- **Information supplied**
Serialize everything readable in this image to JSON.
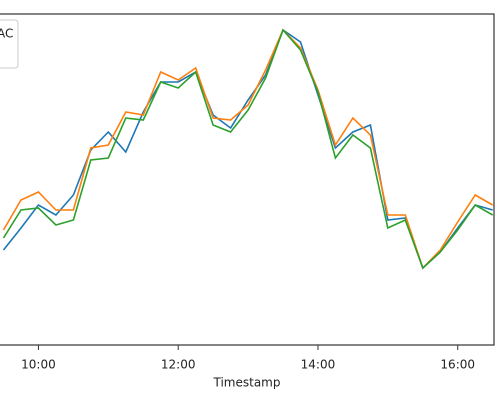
{
  "chart_data": {
    "type": "line",
    "xlabel": "Timestamp",
    "x": [
      "09:30",
      "09:45",
      "10:00",
      "10:15",
      "10:30",
      "10:45",
      "11:00",
      "11:15",
      "11:30",
      "11:45",
      "12:00",
      "12:15",
      "12:30",
      "12:45",
      "13:00",
      "13:15",
      "13:30",
      "13:45",
      "14:00",
      "14:15",
      "14:30",
      "14:45",
      "15:00",
      "15:15",
      "15:30",
      "15:45",
      "16:00",
      "16:15",
      "16:30"
    ],
    "xlim": [
      "09:27",
      "16:32"
    ],
    "xticks": [
      "10:00",
      "12:00",
      "14:00",
      "16:00"
    ],
    "ylim": [
      0,
      331
    ],
    "series": [
      {
        "name": "AC",
        "color": "#1f77b4",
        "values": [
          95,
          117,
          140,
          130,
          150,
          195,
          213,
          193,
          233,
          263,
          263,
          273,
          230,
          217,
          245,
          270,
          315,
          303,
          250,
          197,
          213,
          220,
          125,
          127,
          77,
          93,
          117,
          140,
          135
        ]
      },
      {
        "color": "#ff7f0e",
        "values": [
          115,
          145,
          153,
          135,
          135,
          197,
          200,
          233,
          230,
          273,
          265,
          277,
          227,
          225,
          240,
          275,
          315,
          297,
          255,
          200,
          227,
          210,
          130,
          130,
          77,
          95,
          123,
          150,
          140
        ]
      },
      {
        "color": "#2ca02c",
        "values": [
          107,
          135,
          137,
          120,
          125,
          185,
          187,
          227,
          225,
          263,
          257,
          273,
          220,
          213,
          235,
          267,
          315,
          295,
          253,
          187,
          210,
          197,
          117,
          125,
          77,
          93,
          115,
          140,
          130
        ]
      }
    ]
  }
}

- **Stated goal**
Your task is to set down the records shown above exactly, minus any pictures.

- **Output**
Serialize everything readable in this image to JSON.
{
  "chart_data": {
    "type": "line",
    "xlabel": "Timestamp",
    "x": [
      "09:30",
      "09:45",
      "10:00",
      "10:15",
      "10:30",
      "10:45",
      "11:00",
      "11:15",
      "11:30",
      "11:45",
      "12:00",
      "12:15",
      "12:30",
      "12:45",
      "13:00",
      "13:15",
      "13:30",
      "13:45",
      "14:00",
      "14:15",
      "14:30",
      "14:45",
      "15:00",
      "15:15",
      "15:30",
      "15:45",
      "16:00",
      "16:15",
      "16:30"
    ],
    "xlim": [
      "09:27",
      "16:32"
    ],
    "xticks": [
      "10:00",
      "12:00",
      "14:00",
      "16:00"
    ],
    "ylim": [
      0,
      331
    ],
    "series": [
      {
        "name": "AC",
        "color": "#1f77b4",
        "values": [
          95,
          117,
          140,
          130,
          150,
          195,
          213,
          193,
          233,
          263,
          263,
          273,
          230,
          217,
          245,
          270,
          315,
          303,
          250,
          197,
          213,
          220,
          125,
          127,
          77,
          93,
          117,
          140,
          135
        ]
      },
      {
        "color": "#ff7f0e",
        "values": [
          115,
          145,
          153,
          135,
          135,
          197,
          200,
          233,
          230,
          273,
          265,
          277,
          227,
          225,
          240,
          275,
          315,
          297,
          255,
          200,
          227,
          210,
          130,
          130,
          77,
          95,
          123,
          150,
          140
        ]
      },
      {
        "color": "#2ca02c",
        "values": [
          107,
          135,
          137,
          120,
          125,
          185,
          187,
          227,
          225,
          263,
          257,
          273,
          220,
          213,
          235,
          267,
          315,
          295,
          253,
          187,
          210,
          197,
          117,
          125,
          77,
          93,
          115,
          140,
          130
        ]
      }
    ]
  }
}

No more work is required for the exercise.